EXERCISE DIRECTIONS> Count every line in the following entries where the word "любых" appears. Give the count alone.

Stored items from a collection
------------
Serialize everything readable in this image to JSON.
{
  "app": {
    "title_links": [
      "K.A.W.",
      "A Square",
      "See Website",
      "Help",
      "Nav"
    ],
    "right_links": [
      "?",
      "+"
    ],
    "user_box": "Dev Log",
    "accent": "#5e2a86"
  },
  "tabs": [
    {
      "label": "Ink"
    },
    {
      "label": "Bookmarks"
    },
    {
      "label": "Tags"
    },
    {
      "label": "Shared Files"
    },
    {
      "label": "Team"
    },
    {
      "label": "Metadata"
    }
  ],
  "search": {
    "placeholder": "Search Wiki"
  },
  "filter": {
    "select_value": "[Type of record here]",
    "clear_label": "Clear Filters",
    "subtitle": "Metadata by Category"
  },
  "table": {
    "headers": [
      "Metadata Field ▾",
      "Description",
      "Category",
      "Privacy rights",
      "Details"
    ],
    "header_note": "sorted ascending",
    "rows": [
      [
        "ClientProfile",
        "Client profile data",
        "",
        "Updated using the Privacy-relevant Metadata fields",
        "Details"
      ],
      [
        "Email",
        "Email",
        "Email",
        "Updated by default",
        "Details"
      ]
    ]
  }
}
------------
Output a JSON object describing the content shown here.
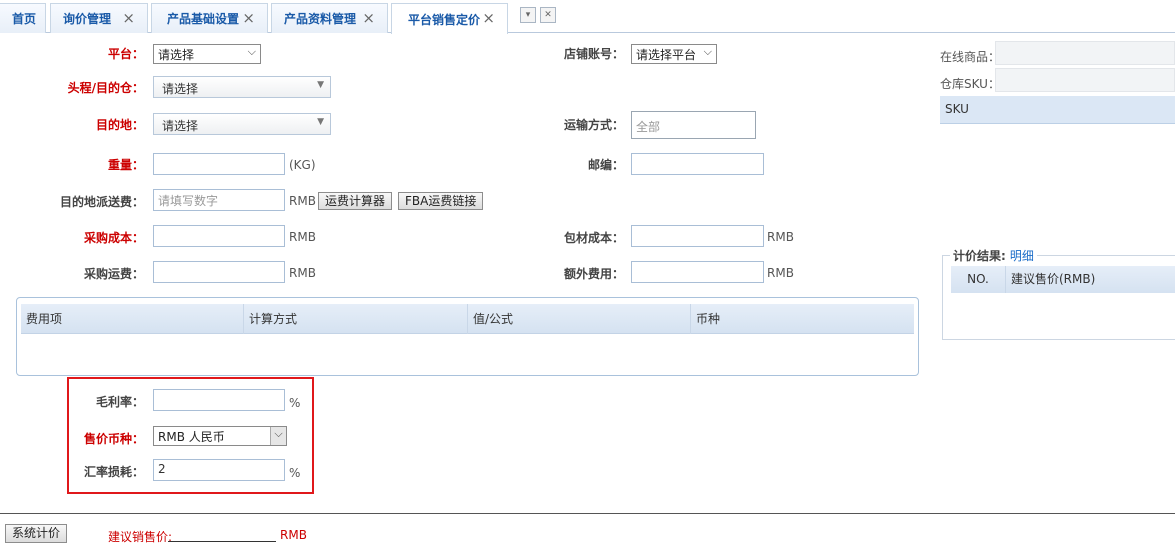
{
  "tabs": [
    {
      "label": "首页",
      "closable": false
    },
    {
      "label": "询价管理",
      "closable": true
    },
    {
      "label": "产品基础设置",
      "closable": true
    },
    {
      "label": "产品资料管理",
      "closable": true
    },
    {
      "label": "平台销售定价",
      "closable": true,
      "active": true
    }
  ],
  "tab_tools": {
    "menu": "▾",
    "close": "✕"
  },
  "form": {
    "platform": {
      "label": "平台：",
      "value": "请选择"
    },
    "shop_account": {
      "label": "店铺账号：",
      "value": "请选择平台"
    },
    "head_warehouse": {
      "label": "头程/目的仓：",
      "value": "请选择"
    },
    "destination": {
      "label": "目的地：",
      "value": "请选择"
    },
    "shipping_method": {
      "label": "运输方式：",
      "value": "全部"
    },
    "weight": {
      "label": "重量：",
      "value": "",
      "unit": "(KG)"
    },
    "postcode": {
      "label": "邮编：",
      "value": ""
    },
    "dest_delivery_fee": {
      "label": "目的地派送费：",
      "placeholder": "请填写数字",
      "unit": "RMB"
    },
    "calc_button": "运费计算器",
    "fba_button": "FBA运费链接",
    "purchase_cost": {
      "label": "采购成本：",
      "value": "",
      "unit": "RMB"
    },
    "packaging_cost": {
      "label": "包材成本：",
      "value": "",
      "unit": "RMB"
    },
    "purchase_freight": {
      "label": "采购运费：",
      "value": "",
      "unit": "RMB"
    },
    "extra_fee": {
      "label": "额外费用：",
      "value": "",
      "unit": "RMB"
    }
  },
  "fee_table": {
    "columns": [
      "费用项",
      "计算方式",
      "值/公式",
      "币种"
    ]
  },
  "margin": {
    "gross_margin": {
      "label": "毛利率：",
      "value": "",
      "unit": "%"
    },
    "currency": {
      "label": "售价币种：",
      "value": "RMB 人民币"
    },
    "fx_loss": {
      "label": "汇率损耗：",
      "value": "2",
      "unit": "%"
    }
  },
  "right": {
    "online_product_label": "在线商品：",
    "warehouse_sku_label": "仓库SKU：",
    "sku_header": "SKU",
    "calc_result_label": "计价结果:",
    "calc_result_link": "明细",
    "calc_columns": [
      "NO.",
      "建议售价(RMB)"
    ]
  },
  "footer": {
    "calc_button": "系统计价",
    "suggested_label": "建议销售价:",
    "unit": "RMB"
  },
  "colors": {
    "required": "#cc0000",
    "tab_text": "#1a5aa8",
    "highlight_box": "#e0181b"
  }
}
------------
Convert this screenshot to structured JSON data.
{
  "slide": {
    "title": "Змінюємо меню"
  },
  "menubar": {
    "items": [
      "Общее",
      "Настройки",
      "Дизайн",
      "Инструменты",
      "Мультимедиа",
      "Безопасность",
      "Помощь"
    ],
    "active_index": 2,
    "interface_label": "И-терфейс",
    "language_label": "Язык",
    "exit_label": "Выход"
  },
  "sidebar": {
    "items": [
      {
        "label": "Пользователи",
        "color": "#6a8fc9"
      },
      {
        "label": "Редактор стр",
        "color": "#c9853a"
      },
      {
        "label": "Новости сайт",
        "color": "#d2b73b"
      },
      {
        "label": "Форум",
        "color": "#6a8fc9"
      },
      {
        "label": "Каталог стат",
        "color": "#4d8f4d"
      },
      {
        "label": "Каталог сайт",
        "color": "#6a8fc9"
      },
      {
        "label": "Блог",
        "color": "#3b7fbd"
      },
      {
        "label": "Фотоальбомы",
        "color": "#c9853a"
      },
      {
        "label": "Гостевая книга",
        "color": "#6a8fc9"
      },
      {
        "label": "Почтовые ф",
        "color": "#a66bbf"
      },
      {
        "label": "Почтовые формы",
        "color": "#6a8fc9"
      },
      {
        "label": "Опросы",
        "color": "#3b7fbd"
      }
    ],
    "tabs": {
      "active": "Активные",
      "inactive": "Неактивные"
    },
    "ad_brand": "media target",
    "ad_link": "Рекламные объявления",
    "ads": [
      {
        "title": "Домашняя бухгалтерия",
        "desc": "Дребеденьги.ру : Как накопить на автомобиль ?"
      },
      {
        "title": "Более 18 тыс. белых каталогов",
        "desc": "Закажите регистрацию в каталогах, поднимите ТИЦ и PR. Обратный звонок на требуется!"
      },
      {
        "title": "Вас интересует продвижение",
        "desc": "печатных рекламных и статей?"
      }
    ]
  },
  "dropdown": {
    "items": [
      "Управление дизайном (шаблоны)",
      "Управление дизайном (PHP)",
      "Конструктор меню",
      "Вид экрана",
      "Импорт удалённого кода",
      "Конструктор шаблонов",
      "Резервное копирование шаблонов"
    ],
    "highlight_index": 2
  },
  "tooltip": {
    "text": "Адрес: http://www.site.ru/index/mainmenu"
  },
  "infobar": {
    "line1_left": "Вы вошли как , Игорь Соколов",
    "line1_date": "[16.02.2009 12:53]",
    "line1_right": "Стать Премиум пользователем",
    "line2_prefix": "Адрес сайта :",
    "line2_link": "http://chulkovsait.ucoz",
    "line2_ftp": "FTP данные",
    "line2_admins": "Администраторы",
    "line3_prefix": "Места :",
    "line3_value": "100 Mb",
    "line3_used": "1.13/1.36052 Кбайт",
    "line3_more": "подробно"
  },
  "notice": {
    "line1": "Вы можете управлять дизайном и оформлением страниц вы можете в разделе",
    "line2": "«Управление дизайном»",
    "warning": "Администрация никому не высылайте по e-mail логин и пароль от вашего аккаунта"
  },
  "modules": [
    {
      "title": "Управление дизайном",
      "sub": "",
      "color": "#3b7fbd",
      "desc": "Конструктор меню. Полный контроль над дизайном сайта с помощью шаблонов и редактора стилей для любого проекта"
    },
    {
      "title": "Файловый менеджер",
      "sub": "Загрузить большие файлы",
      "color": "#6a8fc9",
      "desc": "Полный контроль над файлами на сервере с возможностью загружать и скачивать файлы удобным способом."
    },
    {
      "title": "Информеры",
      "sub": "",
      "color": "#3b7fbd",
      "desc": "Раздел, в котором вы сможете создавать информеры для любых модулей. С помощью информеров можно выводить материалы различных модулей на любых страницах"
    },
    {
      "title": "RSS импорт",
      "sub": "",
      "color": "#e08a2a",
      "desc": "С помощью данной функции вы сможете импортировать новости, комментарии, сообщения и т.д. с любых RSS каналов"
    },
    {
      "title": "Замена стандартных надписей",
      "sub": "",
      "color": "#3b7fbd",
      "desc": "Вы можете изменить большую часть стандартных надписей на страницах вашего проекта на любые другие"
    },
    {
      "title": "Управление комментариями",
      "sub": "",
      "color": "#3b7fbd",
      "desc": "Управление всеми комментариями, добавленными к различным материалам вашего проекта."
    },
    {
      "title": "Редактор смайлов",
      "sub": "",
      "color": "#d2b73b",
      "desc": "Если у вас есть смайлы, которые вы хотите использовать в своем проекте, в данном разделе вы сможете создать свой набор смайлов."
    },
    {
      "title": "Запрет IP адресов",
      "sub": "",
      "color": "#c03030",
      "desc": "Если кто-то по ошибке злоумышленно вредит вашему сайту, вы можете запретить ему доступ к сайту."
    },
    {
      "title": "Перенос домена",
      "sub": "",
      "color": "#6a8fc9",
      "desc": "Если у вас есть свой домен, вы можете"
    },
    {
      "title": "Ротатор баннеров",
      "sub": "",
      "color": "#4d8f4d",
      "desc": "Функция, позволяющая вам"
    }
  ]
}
------------
WRITTEN SOLUTION> 2